• Task description
Omit every picture and write out the rest of the records exactly.

• Provided data
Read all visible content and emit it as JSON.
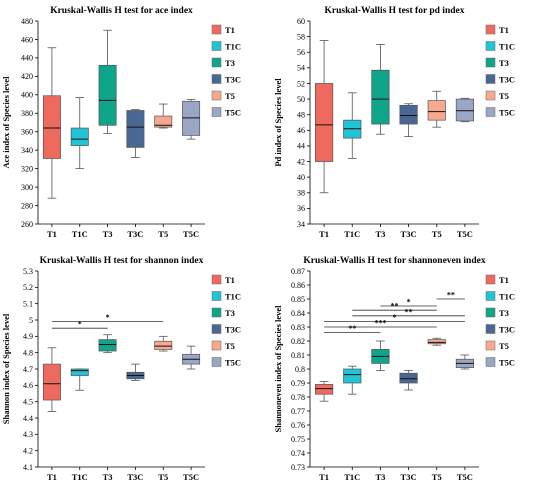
{
  "groups": [
    "T1",
    "T1C",
    "T3",
    "T3C",
    "T5",
    "T5C"
  ],
  "colors": {
    "T1": "#ef6a5e",
    "T1C": "#20c4d6",
    "T3": "#0fa58a",
    "T3C": "#4a6794",
    "T5": "#f7a98f",
    "T5C": "#9aa7c4"
  },
  "chart_data": [
    {
      "type": "boxplot",
      "title": "Kruskal-Wallis H test for ace index",
      "ylabel": "Ace index of Species level",
      "ylim": [
        260,
        480
      ],
      "yticks": [
        260,
        280,
        300,
        320,
        340,
        360,
        380,
        400,
        420,
        440,
        460,
        480
      ],
      "boxes": [
        {
          "group": "T1",
          "min": 288,
          "q1": 331,
          "median": 364,
          "q3": 399,
          "max": 451
        },
        {
          "group": "T1C",
          "min": 320,
          "q1": 345,
          "median": 352,
          "q3": 364,
          "max": 397
        },
        {
          "group": "T3",
          "min": 358,
          "q1": 367,
          "median": 394,
          "q3": 432,
          "max": 470
        },
        {
          "group": "T3C",
          "min": 332,
          "q1": 343,
          "median": 365,
          "q3": 383,
          "max": 384
        },
        {
          "group": "T5",
          "min": 364,
          "q1": 365,
          "median": 367,
          "q3": 377,
          "max": 390
        },
        {
          "group": "T5C",
          "min": 352,
          "q1": 356,
          "median": 375,
          "q3": 393,
          "max": 395
        }
      ],
      "significance": []
    },
    {
      "type": "boxplot",
      "title": "Kruskal-Wallis H test for pd index",
      "ylabel": "Pd index of Species level",
      "ylim": [
        34,
        60
      ],
      "yticks": [
        34,
        36,
        38,
        40,
        42,
        44,
        46,
        48,
        50,
        52,
        54,
        56,
        58,
        60
      ],
      "boxes": [
        {
          "group": "T1",
          "min": 38,
          "q1": 42,
          "median": 46.7,
          "q3": 52,
          "max": 57.5
        },
        {
          "group": "T1C",
          "min": 42.4,
          "q1": 45,
          "median": 46.2,
          "q3": 47.3,
          "max": 50.8
        },
        {
          "group": "T3",
          "min": 45.5,
          "q1": 46.8,
          "median": 50,
          "q3": 53.7,
          "max": 57
        },
        {
          "group": "T3C",
          "min": 45.2,
          "q1": 46.8,
          "median": 47.9,
          "q3": 49.2,
          "max": 49.4
        },
        {
          "group": "T5",
          "min": 46.4,
          "q1": 47.3,
          "median": 48.4,
          "q3": 49.8,
          "max": 51
        },
        {
          "group": "T5C",
          "min": 47.1,
          "q1": 47.2,
          "median": 48.5,
          "q3": 50,
          "max": 50.1
        }
      ],
      "significance": []
    },
    {
      "type": "boxplot",
      "title": "Kruskal-Wallis H test for shannon index",
      "ylabel": "Shannon index of Species level",
      "ylim": [
        4.1,
        5.3
      ],
      "yticks": [
        4.1,
        4.2,
        4.3,
        4.4,
        4.5,
        4.6,
        4.7,
        4.8,
        4.9,
        5,
        5.1,
        5.2,
        5.3
      ],
      "boxes": [
        {
          "group": "T1",
          "min": 4.44,
          "q1": 4.51,
          "median": 4.61,
          "q3": 4.73,
          "max": 4.83
        },
        {
          "group": "T1C",
          "min": 4.57,
          "q1": 4.66,
          "median": 4.69,
          "q3": 4.7,
          "max": 4.7
        },
        {
          "group": "T3",
          "min": 4.8,
          "q1": 4.81,
          "median": 4.85,
          "q3": 4.88,
          "max": 4.91
        },
        {
          "group": "T3C",
          "min": 4.63,
          "q1": 4.64,
          "median": 4.66,
          "q3": 4.68,
          "max": 4.73
        },
        {
          "group": "T5",
          "min": 4.81,
          "q1": 4.82,
          "median": 4.84,
          "q3": 4.87,
          "max": 4.9
        },
        {
          "group": "T5C",
          "min": 4.7,
          "q1": 4.73,
          "median": 4.76,
          "q3": 4.79,
          "max": 4.84
        }
      ],
      "significance": [
        {
          "from": "T1",
          "to": "T3",
          "label": "*",
          "y": 4.95
        },
        {
          "from": "T1",
          "to": "T5",
          "label": "*",
          "y": 4.99
        }
      ]
    },
    {
      "type": "boxplot",
      "title": "Kruskal-Wallis H test for shannoneven index",
      "ylabel": "Shannoneven index of Species level",
      "ylim": [
        0.73,
        0.87
      ],
      "yticks": [
        0.73,
        0.74,
        0.75,
        0.76,
        0.77,
        0.78,
        0.79,
        0.8,
        0.81,
        0.82,
        0.83,
        0.84,
        0.85,
        0.86,
        0.87
      ],
      "boxes": [
        {
          "group": "T1",
          "min": 0.777,
          "q1": 0.782,
          "median": 0.786,
          "q3": 0.789,
          "max": 0.791
        },
        {
          "group": "T1C",
          "min": 0.782,
          "q1": 0.79,
          "median": 0.796,
          "q3": 0.8,
          "max": 0.802
        },
        {
          "group": "T3",
          "min": 0.799,
          "q1": 0.804,
          "median": 0.809,
          "q3": 0.814,
          "max": 0.82
        },
        {
          "group": "T3C",
          "min": 0.785,
          "q1": 0.79,
          "median": 0.793,
          "q3": 0.797,
          "max": 0.799
        },
        {
          "group": "T5",
          "min": 0.817,
          "q1": 0.818,
          "median": 0.819,
          "q3": 0.821,
          "max": 0.822
        },
        {
          "group": "T5C",
          "min": 0.8,
          "q1": 0.801,
          "median": 0.804,
          "q3": 0.807,
          "max": 0.81
        }
      ],
      "significance": [
        {
          "from": "T5",
          "to": "T5C",
          "label": "**",
          "y": 0.85
        },
        {
          "from": "T3",
          "to": "T5",
          "label": "*",
          "y": 0.845
        },
        {
          "from": "T1C",
          "to": "T5",
          "label": "**",
          "y": 0.842
        },
        {
          "from": "T1C",
          "to": "T5C",
          "label": "**",
          "y": 0.838
        },
        {
          "from": "T1",
          "to": "T5C",
          "label": "*",
          "y": 0.834
        },
        {
          "from": "T1",
          "to": "T5",
          "label": "***",
          "y": 0.83
        },
        {
          "from": "T1",
          "to": "T3",
          "label": "**",
          "y": 0.826
        }
      ]
    }
  ]
}
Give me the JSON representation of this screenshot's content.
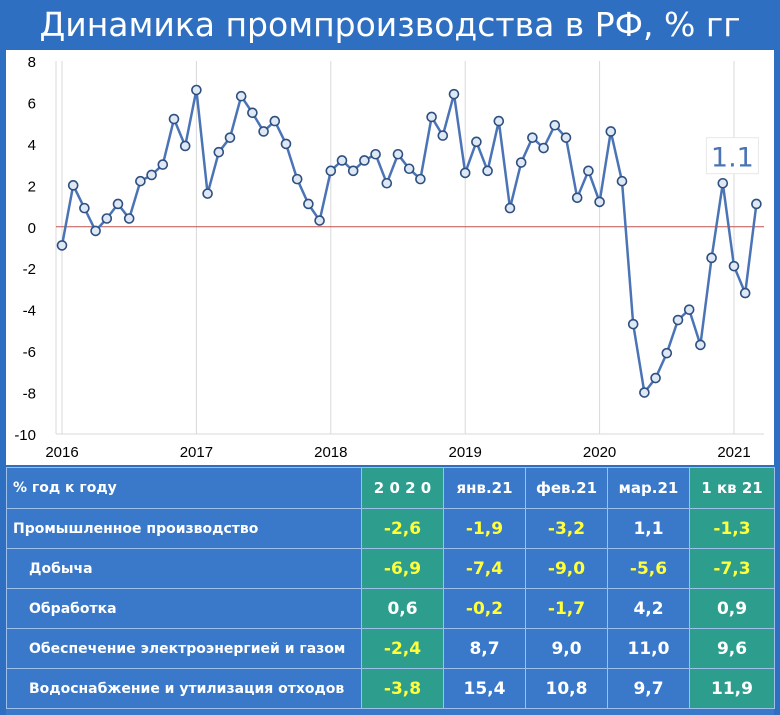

• Answer to this task
Read all visible content and emit it as JSON.
{
  "groups": [
    "T1",
    "T1C",
    "T3",
    "T3C",
    "T5",
    "T5C"
  ],
  "colors": {
    "T1": "#ef6a5e",
    "T1C": "#20c4d6",
    "T3": "#0fa58a",
    "T3C": "#4a6794",
    "T5": "#f7a98f",
    "T5C": "#9aa7c4"
  },
  "chart_data": [
    {
      "type": "boxplot",
      "title": "Kruskal-Wallis H test for ace index",
      "ylabel": "Ace index of Species level",
      "ylim": [
        260,
        480
      ],
      "yticks": [
        260,
        280,
        300,
        320,
        340,
        360,
        380,
        400,
        420,
        440,
        460,
        480
      ],
      "boxes": [
        {
          "group": "T1",
          "min": 288,
          "q1": 331,
          "median": 364,
          "q3": 399,
          "max": 451
        },
        {
          "group": "T1C",
          "min": 320,
          "q1": 345,
          "median": 352,
          "q3": 364,
          "max": 397
        },
        {
          "group": "T3",
          "min": 358,
          "q1": 367,
          "median": 394,
          "q3": 432,
          "max": 470
        },
        {
          "group": "T3C",
          "min": 332,
          "q1": 343,
          "median": 365,
          "q3": 383,
          "max": 384
        },
        {
          "group": "T5",
          "min": 364,
          "q1": 365,
          "median": 367,
          "q3": 377,
          "max": 390
        },
        {
          "group": "T5C",
          "min": 352,
          "q1": 356,
          "median": 375,
          "q3": 393,
          "max": 395
        }
      ],
      "significance": []
    },
    {
      "type": "boxplot",
      "title": "Kruskal-Wallis H test for pd index",
      "ylabel": "Pd index of Species level",
      "ylim": [
        34,
        60
      ],
      "yticks": [
        34,
        36,
        38,
        40,
        42,
        44,
        46,
        48,
        50,
        52,
        54,
        56,
        58,
        60
      ],
      "boxes": [
        {
          "group": "T1",
          "min": 38,
          "q1": 42,
          "median": 46.7,
          "q3": 52,
          "max": 57.5
        },
        {
          "group": "T1C",
          "min": 42.4,
          "q1": 45,
          "median": 46.2,
          "q3": 47.3,
          "max": 50.8
        },
        {
          "group": "T3",
          "min": 45.5,
          "q1": 46.8,
          "median": 50,
          "q3": 53.7,
          "max": 57
        },
        {
          "group": "T3C",
          "min": 45.2,
          "q1": 46.8,
          "median": 47.9,
          "q3": 49.2,
          "max": 49.4
        },
        {
          "group": "T5",
          "min": 46.4,
          "q1": 47.3,
          "median": 48.4,
          "q3": 49.8,
          "max": 51
        },
        {
          "group": "T5C",
          "min": 47.1,
          "q1": 47.2,
          "median": 48.5,
          "q3": 50,
          "max": 50.1
        }
      ],
      "significance": []
    },
    {
      "type": "boxplot",
      "title": "Kruskal-Wallis H test for shannon index",
      "ylabel": "Shannon index of Species level",
      "ylim": [
        4.1,
        5.3
      ],
      "yticks": [
        4.1,
        4.2,
        4.3,
        4.4,
        4.5,
        4.6,
        4.7,
        4.8,
        4.9,
        5,
        5.1,
        5.2,
        5.3
      ],
      "boxes": [
        {
          "group": "T1",
          "min": 4.44,
          "q1": 4.51,
          "median": 4.61,
          "q3": 4.73,
          "max": 4.83
        },
        {
          "group": "T1C",
          "min": 4.57,
          "q1": 4.66,
          "median": 4.69,
          "q3": 4.7,
          "max": 4.7
        },
        {
          "group": "T3",
          "min": 4.8,
          "q1": 4.81,
          "median": 4.85,
          "q3": 4.88,
          "max": 4.91
        },
        {
          "group": "T3C",
          "min": 4.63,
          "q1": 4.64,
          "median": 4.66,
          "q3": 4.68,
          "max": 4.73
        },
        {
          "group": "T5",
          "min": 4.81,
          "q1": 4.82,
          "median": 4.84,
          "q3": 4.87,
          "max": 4.9
        },
        {
          "group": "T5C",
          "min": 4.7,
          "q1": 4.73,
          "median": 4.76,
          "q3": 4.79,
          "max": 4.84
        }
      ],
      "significance": [
        {
          "from": "T1",
          "to": "T3",
          "label": "*",
          "y": 4.95
        },
        {
          "from": "T1",
          "to": "T5",
          "label": "*",
          "y": 4.99
        }
      ]
    },
    {
      "type": "boxplot",
      "title": "Kruskal-Wallis H test for shannoneven index",
      "ylabel": "Shannoneven index of Species level",
      "ylim": [
        0.73,
        0.87
      ],
      "yticks": [
        0.73,
        0.74,
        0.75,
        0.76,
        0.77,
        0.78,
        0.79,
        0.8,
        0.81,
        0.82,
        0.83,
        0.84,
        0.85,
        0.86,
        0.87
      ],
      "boxes": [
        {
          "group": "T1",
          "min": 0.777,
          "q1": 0.782,
          "median": 0.786,
          "q3": 0.789,
          "max": 0.791
        },
        {
          "group": "T1C",
          "min": 0.782,
          "q1": 0.79,
          "median": 0.796,
          "q3": 0.8,
          "max": 0.802
        },
        {
          "group": "T3",
          "min": 0.799,
          "q1": 0.804,
          "median": 0.809,
          "q3": 0.814,
          "max": 0.82
        },
        {
          "group": "T3C",
          "min": 0.785,
          "q1": 0.79,
          "median": 0.793,
          "q3": 0.797,
          "max": 0.799
        },
        {
          "group": "T5",
          "min": 0.817,
          "q1": 0.818,
          "median": 0.819,
          "q3": 0.821,
          "max": 0.822
        },
        {
          "group": "T5C",
          "min": 0.8,
          "q1": 0.801,
          "median": 0.804,
          "q3": 0.807,
          "max": 0.81
        }
      ],
      "significance": [
        {
          "from": "T5",
          "to": "T5C",
          "label": "**",
          "y": 0.85
        },
        {
          "from": "T3",
          "to": "T5",
          "label": "*",
          "y": 0.845
        },
        {
          "from": "T1C",
          "to": "T5",
          "label": "**",
          "y": 0.842
        },
        {
          "from": "T1C",
          "to": "T5C",
          "label": "**",
          "y": 0.838
        },
        {
          "from": "T1",
          "to": "T5C",
          "label": "*",
          "y": 0.834
        },
        {
          "from": "T1",
          "to": "T5",
          "label": "***",
          "y": 0.83
        },
        {
          "from": "T1",
          "to": "T3",
          "label": "**",
          "y": 0.826
        }
      ]
    }
  ]
}
Give me the JSON representation of this screenshot's content.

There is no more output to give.